▶ **WHAT IS BEING ASKED**:
Write out the entries again exactly as they are given.

▶ **DATA SECTION**:
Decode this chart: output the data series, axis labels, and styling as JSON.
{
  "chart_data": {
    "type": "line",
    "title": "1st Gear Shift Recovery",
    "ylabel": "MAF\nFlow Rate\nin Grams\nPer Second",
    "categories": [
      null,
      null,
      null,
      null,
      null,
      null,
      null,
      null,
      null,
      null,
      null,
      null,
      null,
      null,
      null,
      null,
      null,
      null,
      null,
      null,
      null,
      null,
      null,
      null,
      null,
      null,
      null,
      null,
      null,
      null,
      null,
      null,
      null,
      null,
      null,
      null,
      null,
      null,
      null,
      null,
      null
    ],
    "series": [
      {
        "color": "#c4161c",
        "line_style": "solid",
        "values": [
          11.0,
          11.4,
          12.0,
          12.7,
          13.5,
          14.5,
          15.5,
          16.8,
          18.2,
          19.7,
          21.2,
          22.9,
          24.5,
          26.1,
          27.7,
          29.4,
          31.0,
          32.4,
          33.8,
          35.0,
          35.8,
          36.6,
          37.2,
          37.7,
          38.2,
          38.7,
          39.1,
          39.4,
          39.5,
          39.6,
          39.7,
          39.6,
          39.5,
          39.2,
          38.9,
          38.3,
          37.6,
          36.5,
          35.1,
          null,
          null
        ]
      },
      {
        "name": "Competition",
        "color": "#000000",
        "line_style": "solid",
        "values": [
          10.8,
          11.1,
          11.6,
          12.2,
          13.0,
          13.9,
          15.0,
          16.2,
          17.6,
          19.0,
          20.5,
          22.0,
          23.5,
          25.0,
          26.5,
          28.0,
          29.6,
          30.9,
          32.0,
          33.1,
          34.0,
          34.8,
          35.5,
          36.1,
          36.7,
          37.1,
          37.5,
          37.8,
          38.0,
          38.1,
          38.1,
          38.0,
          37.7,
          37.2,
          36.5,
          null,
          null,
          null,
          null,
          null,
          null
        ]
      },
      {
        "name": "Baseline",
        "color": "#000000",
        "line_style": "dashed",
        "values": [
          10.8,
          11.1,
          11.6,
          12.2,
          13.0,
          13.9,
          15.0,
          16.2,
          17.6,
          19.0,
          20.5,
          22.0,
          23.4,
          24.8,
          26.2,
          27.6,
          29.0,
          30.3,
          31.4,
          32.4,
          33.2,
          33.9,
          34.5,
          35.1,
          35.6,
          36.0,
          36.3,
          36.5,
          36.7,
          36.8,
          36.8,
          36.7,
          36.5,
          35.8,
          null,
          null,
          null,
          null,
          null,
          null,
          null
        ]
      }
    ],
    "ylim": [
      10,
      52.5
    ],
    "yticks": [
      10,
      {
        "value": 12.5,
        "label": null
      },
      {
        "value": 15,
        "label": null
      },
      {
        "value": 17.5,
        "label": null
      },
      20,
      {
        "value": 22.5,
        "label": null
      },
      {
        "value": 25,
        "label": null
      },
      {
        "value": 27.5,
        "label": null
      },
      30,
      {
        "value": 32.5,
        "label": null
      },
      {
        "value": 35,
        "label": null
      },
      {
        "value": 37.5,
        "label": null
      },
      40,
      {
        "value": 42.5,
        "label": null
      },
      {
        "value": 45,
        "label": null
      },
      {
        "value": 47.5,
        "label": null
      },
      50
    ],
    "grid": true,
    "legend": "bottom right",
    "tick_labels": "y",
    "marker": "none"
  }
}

▶ **ANSWER TO THE TASK**:
Decode this chart: output the data series, axis labels, and styling as JSON.
{
  "chart_data": {
    "type": "line",
    "title": "1st Gear Shift Recovery",
    "ylabel": "MAF\nFlow Rate\nin Grams\nPer Second",
    "categories": [
      null,
      null,
      null,
      null,
      null,
      null,
      null,
      null,
      null,
      null,
      null,
      null,
      null,
      null,
      null,
      null,
      null,
      null,
      null,
      null,
      null,
      null,
      null,
      null,
      null,
      null,
      null,
      null,
      null,
      null,
      null,
      null,
      null,
      null,
      null,
      null,
      null,
      null,
      null,
      null,
      null
    ],
    "series": [
      {
        "color": "#c4161c",
        "line_style": "solid",
        "values": [
          11.0,
          11.4,
          12.0,
          12.7,
          13.5,
          14.5,
          15.5,
          16.8,
          18.2,
          19.7,
          21.2,
          22.9,
          24.5,
          26.1,
          27.7,
          29.4,
          31.0,
          32.4,
          33.8,
          35.0,
          35.8,
          36.6,
          37.2,
          37.7,
          38.2,
          38.7,
          39.1,
          39.4,
          39.5,
          39.6,
          39.7,
          39.6,
          39.5,
          39.2,
          38.9,
          38.3,
          37.6,
          36.5,
          35.1,
          null,
          null
        ]
      },
      {
        "name": "Competition",
        "color": "#000000",
        "line_style": "solid",
        "values": [
          10.8,
          11.1,
          11.6,
          12.2,
          13.0,
          13.9,
          15.0,
          16.2,
          17.6,
          19.0,
          20.5,
          22.0,
          23.5,
          25.0,
          26.5,
          28.0,
          29.6,
          30.9,
          32.0,
          33.1,
          34.0,
          34.8,
          35.5,
          36.1,
          36.7,
          37.1,
          37.5,
          37.8,
          38.0,
          38.1,
          38.1,
          38.0,
          37.7,
          37.2,
          36.5,
          null,
          null,
          null,
          null,
          null,
          null
        ]
      },
      {
        "name": "Baseline",
        "color": "#000000",
        "line_style": "dashed",
        "values": [
          10.8,
          11.1,
          11.6,
          12.2,
          13.0,
          13.9,
          15.0,
          16.2,
          17.6,
          19.0,
          20.5,
          22.0,
          23.4,
          24.8,
          26.2,
          27.6,
          29.0,
          30.3,
          31.4,
          32.4,
          33.2,
          33.9,
          34.5,
          35.1,
          35.6,
          36.0,
          36.3,
          36.5,
          36.7,
          36.8,
          36.8,
          36.7,
          36.5,
          35.8,
          null,
          null,
          null,
          null,
          null,
          null,
          null
        ]
      }
    ],
    "ylim": [
      10,
      52.5
    ],
    "yticks": [
      10,
      {
        "value": 12.5,
        "label": null
      },
      {
        "value": 15,
        "label": null
      },
      {
        "value": 17.5,
        "label": null
      },
      20,
      {
        "value": 22.5,
        "label": null
      },
      {
        "value": 25,
        "label": null
      },
      {
        "value": 27.5,
        "label": null
      },
      30,
      {
        "value": 32.5,
        "label": null
      },
      {
        "value": 35,
        "label": null
      },
      {
        "value": 37.5,
        "label": null
      },
      40,
      {
        "value": 42.5,
        "label": null
      },
      {
        "value": 45,
        "label": null
      },
      {
        "value": 47.5,
        "label": null
      },
      50
    ],
    "grid": true,
    "legend": "bottom right",
    "tick_labels": "y",
    "marker": "none"
  }
}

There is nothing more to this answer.